(Collected data entries)
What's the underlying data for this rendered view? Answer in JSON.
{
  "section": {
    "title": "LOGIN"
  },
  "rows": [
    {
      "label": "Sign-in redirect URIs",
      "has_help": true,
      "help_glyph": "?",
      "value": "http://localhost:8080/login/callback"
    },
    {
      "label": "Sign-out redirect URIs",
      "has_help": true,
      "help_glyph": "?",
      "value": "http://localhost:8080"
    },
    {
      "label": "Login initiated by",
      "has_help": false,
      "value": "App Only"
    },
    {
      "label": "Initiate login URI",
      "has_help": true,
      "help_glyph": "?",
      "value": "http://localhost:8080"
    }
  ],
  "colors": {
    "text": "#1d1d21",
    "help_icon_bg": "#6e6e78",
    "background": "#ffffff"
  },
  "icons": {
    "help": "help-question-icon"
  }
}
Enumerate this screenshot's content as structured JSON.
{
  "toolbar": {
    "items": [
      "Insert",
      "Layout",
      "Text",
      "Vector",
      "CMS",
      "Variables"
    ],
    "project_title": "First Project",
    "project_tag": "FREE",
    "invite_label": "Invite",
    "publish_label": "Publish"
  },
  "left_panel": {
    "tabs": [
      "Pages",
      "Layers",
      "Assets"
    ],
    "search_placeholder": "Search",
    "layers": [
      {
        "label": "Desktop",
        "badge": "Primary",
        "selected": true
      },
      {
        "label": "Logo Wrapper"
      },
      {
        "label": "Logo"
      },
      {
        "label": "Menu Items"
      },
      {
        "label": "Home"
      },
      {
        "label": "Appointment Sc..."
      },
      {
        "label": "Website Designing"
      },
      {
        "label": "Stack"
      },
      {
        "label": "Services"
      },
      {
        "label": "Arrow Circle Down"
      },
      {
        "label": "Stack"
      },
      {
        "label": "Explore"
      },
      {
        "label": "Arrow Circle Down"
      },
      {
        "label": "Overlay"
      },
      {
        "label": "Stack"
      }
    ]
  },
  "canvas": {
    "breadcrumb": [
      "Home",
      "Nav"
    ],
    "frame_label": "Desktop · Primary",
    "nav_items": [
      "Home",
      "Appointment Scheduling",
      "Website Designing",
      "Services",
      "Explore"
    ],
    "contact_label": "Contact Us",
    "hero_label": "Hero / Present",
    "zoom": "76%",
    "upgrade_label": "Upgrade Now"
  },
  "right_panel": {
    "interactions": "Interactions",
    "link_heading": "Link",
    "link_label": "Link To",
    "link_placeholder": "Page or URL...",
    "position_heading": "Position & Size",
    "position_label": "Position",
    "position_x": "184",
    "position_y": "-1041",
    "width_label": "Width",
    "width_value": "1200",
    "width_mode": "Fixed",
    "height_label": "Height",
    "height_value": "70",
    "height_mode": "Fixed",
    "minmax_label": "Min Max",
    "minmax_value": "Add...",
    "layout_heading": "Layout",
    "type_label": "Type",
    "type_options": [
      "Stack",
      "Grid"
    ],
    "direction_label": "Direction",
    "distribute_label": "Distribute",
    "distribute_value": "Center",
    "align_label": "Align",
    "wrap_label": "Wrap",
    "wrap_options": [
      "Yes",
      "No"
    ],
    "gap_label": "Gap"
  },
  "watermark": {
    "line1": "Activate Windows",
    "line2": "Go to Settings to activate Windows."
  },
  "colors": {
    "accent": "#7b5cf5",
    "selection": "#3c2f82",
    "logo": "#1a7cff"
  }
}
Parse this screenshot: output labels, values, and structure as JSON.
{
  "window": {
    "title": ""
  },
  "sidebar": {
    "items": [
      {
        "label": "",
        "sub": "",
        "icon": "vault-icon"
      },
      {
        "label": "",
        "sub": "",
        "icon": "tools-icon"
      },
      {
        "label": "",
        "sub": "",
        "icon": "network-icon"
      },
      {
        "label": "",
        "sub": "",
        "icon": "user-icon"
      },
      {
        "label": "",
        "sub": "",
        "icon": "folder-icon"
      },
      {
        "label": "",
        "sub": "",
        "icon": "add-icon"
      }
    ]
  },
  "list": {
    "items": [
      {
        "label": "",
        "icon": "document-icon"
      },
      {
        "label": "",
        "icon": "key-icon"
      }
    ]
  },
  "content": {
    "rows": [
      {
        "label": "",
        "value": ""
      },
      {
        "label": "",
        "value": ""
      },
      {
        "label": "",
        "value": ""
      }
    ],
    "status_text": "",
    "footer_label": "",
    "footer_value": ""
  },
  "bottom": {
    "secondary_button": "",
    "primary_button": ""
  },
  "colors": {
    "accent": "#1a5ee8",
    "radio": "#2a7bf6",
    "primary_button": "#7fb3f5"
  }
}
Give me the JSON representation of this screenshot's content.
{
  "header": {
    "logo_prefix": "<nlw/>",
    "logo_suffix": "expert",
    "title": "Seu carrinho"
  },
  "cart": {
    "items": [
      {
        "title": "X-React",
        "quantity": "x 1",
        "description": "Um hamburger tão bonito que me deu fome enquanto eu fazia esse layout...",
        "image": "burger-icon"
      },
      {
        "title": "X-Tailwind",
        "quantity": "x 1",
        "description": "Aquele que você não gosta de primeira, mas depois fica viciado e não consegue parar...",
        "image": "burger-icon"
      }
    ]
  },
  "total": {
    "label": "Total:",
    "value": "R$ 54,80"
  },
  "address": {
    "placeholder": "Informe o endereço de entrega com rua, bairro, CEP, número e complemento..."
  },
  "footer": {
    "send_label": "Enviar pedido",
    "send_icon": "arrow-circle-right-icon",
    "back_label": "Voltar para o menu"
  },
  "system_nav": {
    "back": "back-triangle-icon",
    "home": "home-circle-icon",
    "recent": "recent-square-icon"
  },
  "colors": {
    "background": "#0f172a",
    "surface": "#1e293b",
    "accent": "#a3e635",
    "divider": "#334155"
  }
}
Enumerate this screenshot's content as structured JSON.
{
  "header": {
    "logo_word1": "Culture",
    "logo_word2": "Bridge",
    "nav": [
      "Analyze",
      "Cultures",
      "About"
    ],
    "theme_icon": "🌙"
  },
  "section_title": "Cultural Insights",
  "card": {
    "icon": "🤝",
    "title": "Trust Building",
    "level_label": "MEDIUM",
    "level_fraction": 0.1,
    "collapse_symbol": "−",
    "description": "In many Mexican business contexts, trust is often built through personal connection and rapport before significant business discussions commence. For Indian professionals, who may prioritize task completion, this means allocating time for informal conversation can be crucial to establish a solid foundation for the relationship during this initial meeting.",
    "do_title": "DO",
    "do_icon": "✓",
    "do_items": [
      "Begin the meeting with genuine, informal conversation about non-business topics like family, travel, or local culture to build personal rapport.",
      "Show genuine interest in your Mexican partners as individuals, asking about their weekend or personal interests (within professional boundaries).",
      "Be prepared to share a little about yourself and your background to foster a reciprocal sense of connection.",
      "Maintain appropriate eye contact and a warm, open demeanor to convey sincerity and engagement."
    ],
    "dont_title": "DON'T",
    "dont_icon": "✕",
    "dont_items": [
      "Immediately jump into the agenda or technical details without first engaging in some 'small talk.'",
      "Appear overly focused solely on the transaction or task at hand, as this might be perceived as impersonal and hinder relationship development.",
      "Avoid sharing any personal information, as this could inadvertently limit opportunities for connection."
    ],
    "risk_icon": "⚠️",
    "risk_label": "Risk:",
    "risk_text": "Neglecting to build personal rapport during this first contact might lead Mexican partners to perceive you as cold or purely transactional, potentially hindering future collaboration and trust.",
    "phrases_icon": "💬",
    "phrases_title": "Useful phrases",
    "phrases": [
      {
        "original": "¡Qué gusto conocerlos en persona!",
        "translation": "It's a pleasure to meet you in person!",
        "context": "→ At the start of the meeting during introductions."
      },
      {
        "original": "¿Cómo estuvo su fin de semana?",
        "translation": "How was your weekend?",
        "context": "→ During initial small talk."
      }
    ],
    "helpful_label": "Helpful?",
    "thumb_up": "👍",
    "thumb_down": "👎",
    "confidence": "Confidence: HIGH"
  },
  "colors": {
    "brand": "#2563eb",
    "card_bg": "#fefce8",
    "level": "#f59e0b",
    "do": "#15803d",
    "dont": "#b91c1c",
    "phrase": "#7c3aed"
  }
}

**Set exercise:**
From the entries above, copy every line that holds the word "might".

**Complete answer:**
      "Appear overly focused solely on the transaction or task at hand, as this might be perceived as impersonal and hinder relationship development.",
    "risk_text": "Neglecting to build personal rapport during this first contact might lead Mexican partners to perceive you as cold or purely transactional, potentially hindering future collaboration and trust.",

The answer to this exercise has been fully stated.